WHAT TO WORK ON :: Transcribe all the records exactly and omit any images they hold.

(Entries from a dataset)
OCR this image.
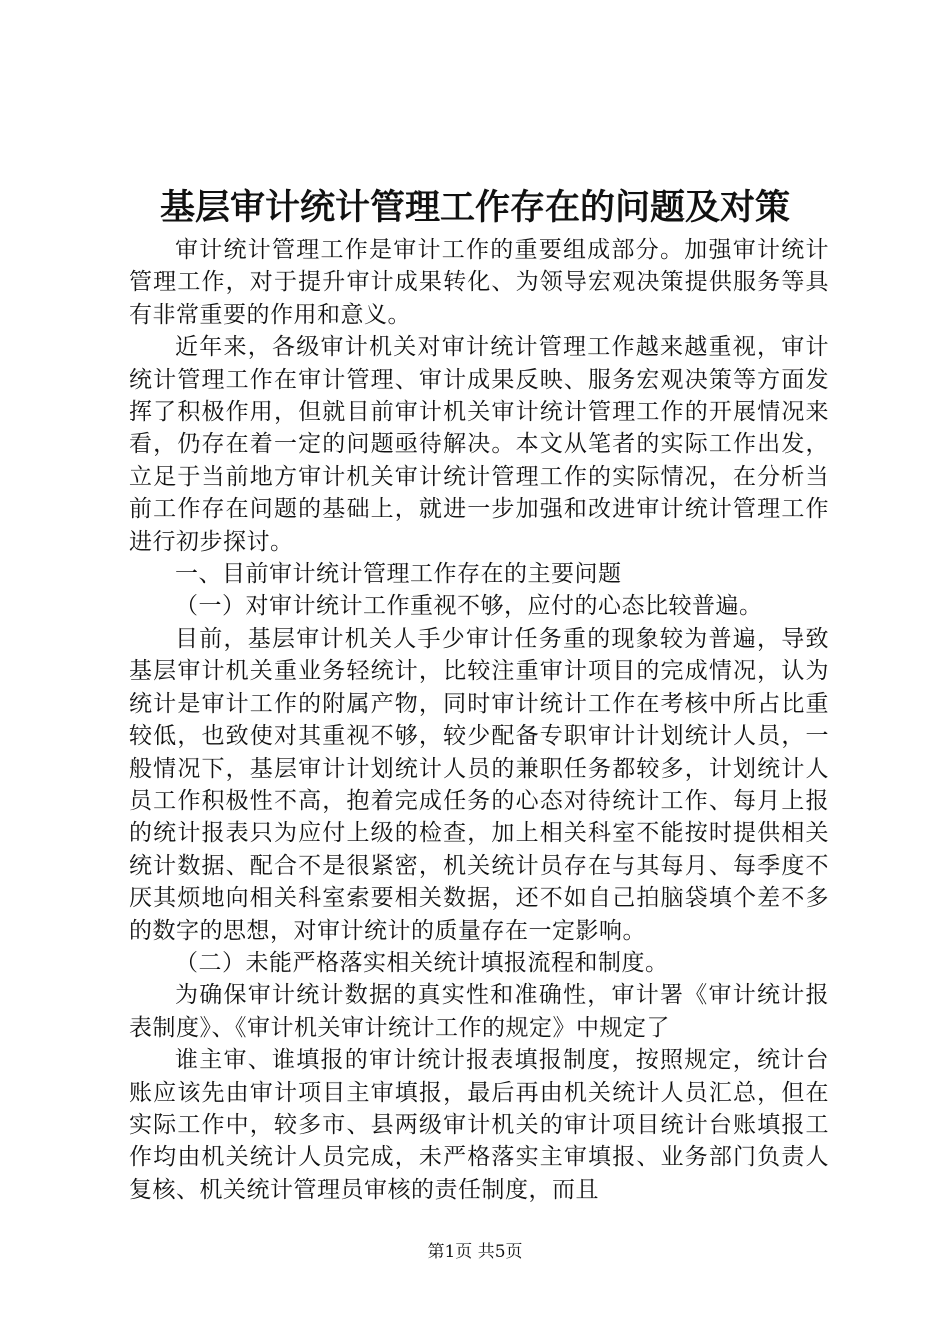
基层审计统计管理工作存在的问题及对策

审计统计管理工作是审计工作的重要组成部分。加强审计统计管理工作，对于提升审计成果转化、为领导宏观决策提供服务等具有非常重要的作用和意义。

近年来，各级审计机关对审计统计管理工作越来越重视，审计统计管理工作在审计管理、审计成果反映、服务宏观决策等方面发挥了积极作用，但就目前审计机关审计统计管理工作的开展情况来看，仍存在着一定的问题亟待解决。本文从笔者的实际工作出发，立足于当前地方审计机关审计统计管理工作的实际情况，在分析当前工作存在问题的基础上，就进一步加强和改进审计统计管理工作进行初步探讨。

一、目前审计统计管理工作存在的主要问题

（一）对审计统计工作重视不够，应付的心态比较普遍。

目前，基层审计机关人手少审计任务重的现象较为普遍，导致基层审计机关重业务轻统计，比较注重审计项目的完成情况，认为统计是审计工作的附属产物，同时审计统计工作在考核中所占比重较低，也致使对其重视不够，较少配备专职审计计划统计人员，一般情况下，基层审计计划统计人员的兼职任务都较多，计划统计人员工作积极性不高，抱着完成任务的心态对待统计工作、每月上报的统计报表只为应付上级的检查，加上相关科室不能按时提供相关统计数据、配合不是很紧密，机关统计员存在与其每月、每季度不厌其烦地向相关科室索要相关数据，还不如自己拍脑袋填个差不多的数字的思想，对审计统计的质量存在一定影响。

（二）未能严格落实相关统计填报流程和制度。

为确保审计统计数据的真实性和准确性，审计署《审计统计报表制度》、《审计机关审计统计工作的规定》中规定了

谁主审、谁填报的审计统计报表填报制度，按照规定，统计台账应该先由审计项目主审填报，最后再由机关统计人员汇总，但在实际工作中，较多市、县两级审计机关的审计项目统计台账填报工作均由机关统计人员完成，未严格落实主审填报、业务部门负责人复核、机关统计管理员审核的责任制度，而且

第1页 共5页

FULL OUTPUT ::
OCR this image.
基层审计统计管理工作存在的问题及对策

审计统计管理工作是审计工作的重要组成部分。加强审计统计管理工作，对于提升审计成果转化、为领导宏观决策提供服务等具有非常重要的作用和意义。

近年来，各级审计机关对审计统计管理工作越来越重视，审计统计管理工作在审计管理、审计成果反映、服务宏观决策等方面发挥了积极作用，但就目前审计机关审计统计管理工作的开展情况来看，仍存在着一定的问题亟待解决。本文从笔者的实际工作出发，立足于当前地方审计机关审计统计管理工作的实际情况，在分析当前工作存在问题的基础上，就进一步加强和改进审计统计管理工作进行初步探讨。

一、目前审计统计管理工作存在的主要问题

（一）对审计统计工作重视不够，应付的心态比较普遍。

目前，基层审计机关人手少审计任务重的现象较为普遍，导致基层审计机关重业务轻统计，比较注重审计项目的完成情况，认为统计是审计工作的附属产物，同时审计统计工作在考核中所占比重较低，也致使对其重视不够，较少配备专职审计计划统计人员，一般情况下，基层审计计划统计人员的兼职任务都较多，计划统计人员工作积极性不高，抱着完成任务的心态对待统计工作、每月上报的统计报表只为应付上级的检查，加上相关科室不能按时提供相关统计数据、配合不是很紧密，机关统计员存在与其每月、每季度不厌其烦地向相关科室索要相关数据，还不如自己拍脑袋填个差不多的数字的思想，对审计统计的质量存在一定影响。

（二）未能严格落实相关统计填报流程和制度。

为确保审计统计数据的真实性和准确性，审计署《审计统计报表制度》、《审计机关审计统计工作的规定》中规定了

谁主审、谁填报的审计统计报表填报制度，按照规定，统计台账应该先由审计项目主审填报，最后再由机关统计人员汇总，但在实际工作中，较多市、县两级审计机关的审计项目统计台账填报工作均由机关统计人员完成，未严格落实主审填报、业务部门负责人复核、机关统计管理员审核的责任制度，而且

第1页 共5页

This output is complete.